▶ What is asked: Which lines below hold the word "color"? Copy all of them.

##### Data in this exercise

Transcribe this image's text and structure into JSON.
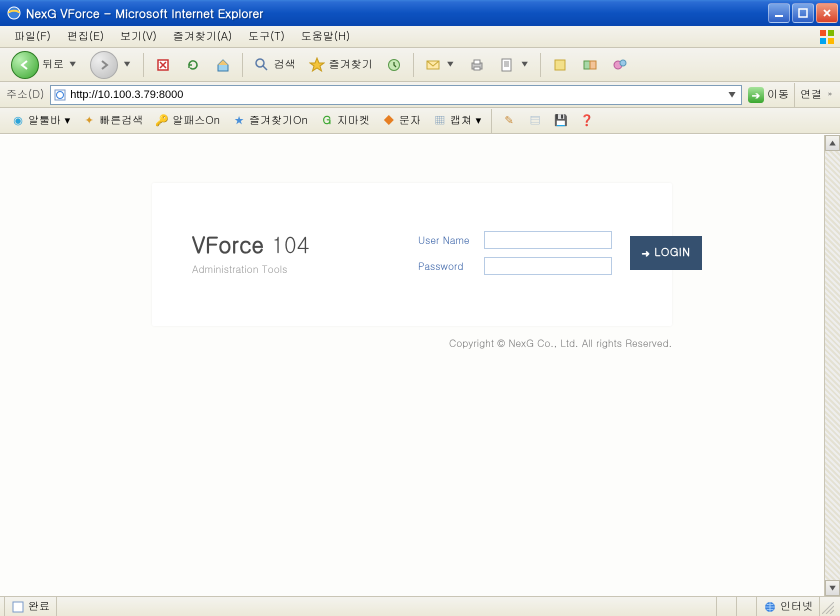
{
  "window": {
    "title": "NexG VForce - Microsoft Internet Explorer"
  },
  "menu": {
    "items": [
      "파일(F)",
      "편집(E)",
      "보기(V)",
      "즐겨찾기(A)",
      "도구(T)",
      "도움말(H)"
    ]
  },
  "toolbar": {
    "back": "뒤로",
    "search": "검색",
    "favorites": "즐겨찾기"
  },
  "address": {
    "label": "주소(D)",
    "url": "http://10.100.3.79:8000",
    "go": "이동",
    "links": "연결"
  },
  "linkbar": {
    "items": [
      {
        "icon": "altools",
        "label": "알툴바 ▾",
        "color": "#2aa3d9"
      },
      {
        "icon": "quick",
        "label": "빠른검색",
        "color": "#d99a2a"
      },
      {
        "icon": "alpass",
        "label": "알패스On",
        "color": "#e0b43c"
      },
      {
        "icon": "fav",
        "label": "즐겨찾기On",
        "color": "#4a90d9"
      },
      {
        "icon": "gmarket",
        "label": "지마켓",
        "color": "#3aa62f"
      },
      {
        "icon": "munja",
        "label": "문자",
        "color": "#e67e22"
      },
      {
        "icon": "capture",
        "label": "캡쳐 ▾",
        "color": "#6b8fb3"
      }
    ]
  },
  "login": {
    "brand_strong": "VForce",
    "brand_num": " 104",
    "brand_sub": "Administration Tools",
    "username_label": "User Name",
    "password_label": "Password",
    "button": "LOGIN"
  },
  "footer": {
    "copyright": "Copyright © NexG Co., Ltd. All rights Reserved."
  },
  "status": {
    "left": "완료",
    "zone": "인터넷"
  }
}
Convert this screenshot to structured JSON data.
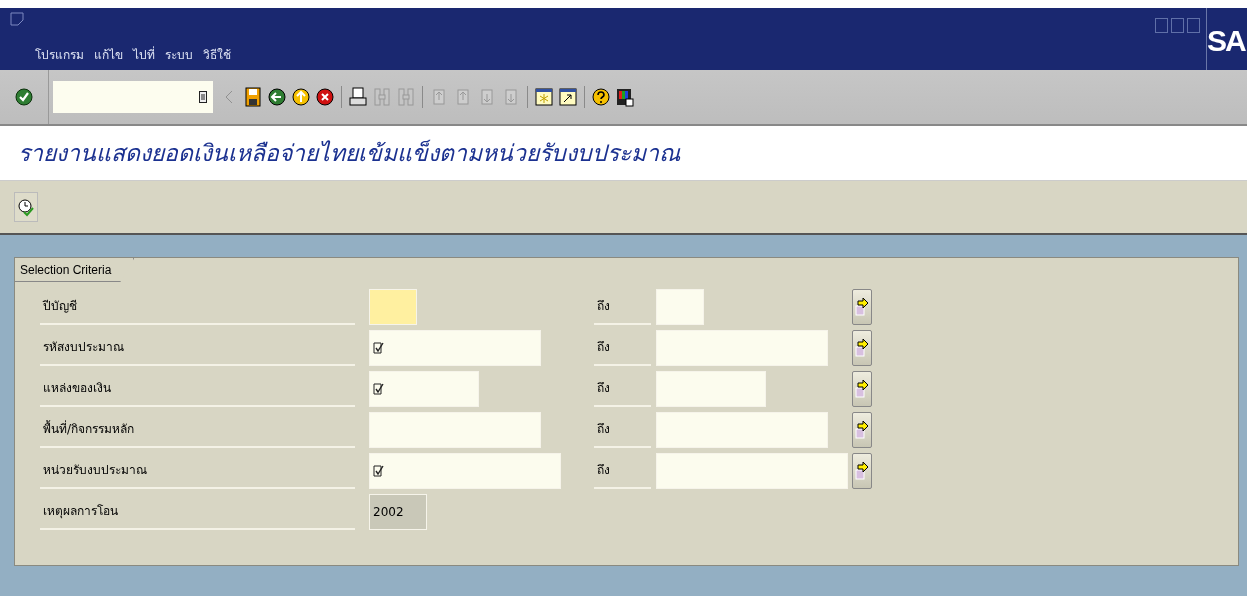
{
  "menu_bar": [
    "โปรแกรม",
    "แก้ไข",
    "ไปที่",
    "ระบบ",
    "วิธีใช้"
  ],
  "logo": "SA",
  "toolbar": [
    {
      "kind": "enter",
      "disabled": false
    },
    {
      "kind": "command-field"
    },
    {
      "kind": "back-arrow",
      "disabled": true
    },
    {
      "kind": "save",
      "disabled": false
    },
    {
      "kind": "back",
      "disabled": false
    },
    {
      "kind": "exit",
      "disabled": false
    },
    {
      "kind": "cancel",
      "disabled": false
    },
    {
      "kind": "print",
      "disabled": false
    },
    {
      "kind": "find",
      "disabled": true
    },
    {
      "kind": "find-next",
      "disabled": true
    },
    {
      "kind": "first-page",
      "disabled": true
    },
    {
      "kind": "previous-page",
      "disabled": true
    },
    {
      "kind": "next-page",
      "disabled": true
    },
    {
      "kind": "last-page",
      "disabled": true
    },
    {
      "kind": "new-session",
      "disabled": false
    },
    {
      "kind": "shortcut",
      "disabled": false
    },
    {
      "kind": "help",
      "disabled": false
    },
    {
      "kind": "layout",
      "disabled": false
    }
  ],
  "title": "รายงานแสดงยอดเงินเหลือจ่ายไทยเข้มแข็งตามหน่วยรับงบประมาณ",
  "group": {
    "title": "Selection Criteria",
    "rows": [
      {
        "kind": "range",
        "label": "ปีบัญชี",
        "focused": true,
        "multiple": false,
        "to_label": "ถึง"
      },
      {
        "kind": "range",
        "label": "รหัสงบประมาณ",
        "focused": false,
        "multiple": true,
        "to_label": "ถึง"
      },
      {
        "kind": "range",
        "label": "แหล่งของเงิน",
        "focused": false,
        "multiple": true,
        "to_label": "ถึง"
      },
      {
        "kind": "range",
        "label": "พื้นที่/กิจกรรมหลัก",
        "focused": false,
        "multiple": false,
        "to_label": "ถึง"
      },
      {
        "kind": "range",
        "label": "หน่วยรับงบประมาณ",
        "focused": false,
        "multiple": true,
        "to_label": "ถึง"
      },
      {
        "kind": "display",
        "label": "เหตุผลการโอน",
        "value": "2002"
      }
    ]
  }
}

##########

▶ Finished answer:
        "color": "#2aa3d9"
        "color": "#d99a2a"
        "color": "#e0b43c"
        "color": "#4a90d9"
        "color": "#3aa62f"
        "color": "#e67e22"
        "color": "#6b8fb3"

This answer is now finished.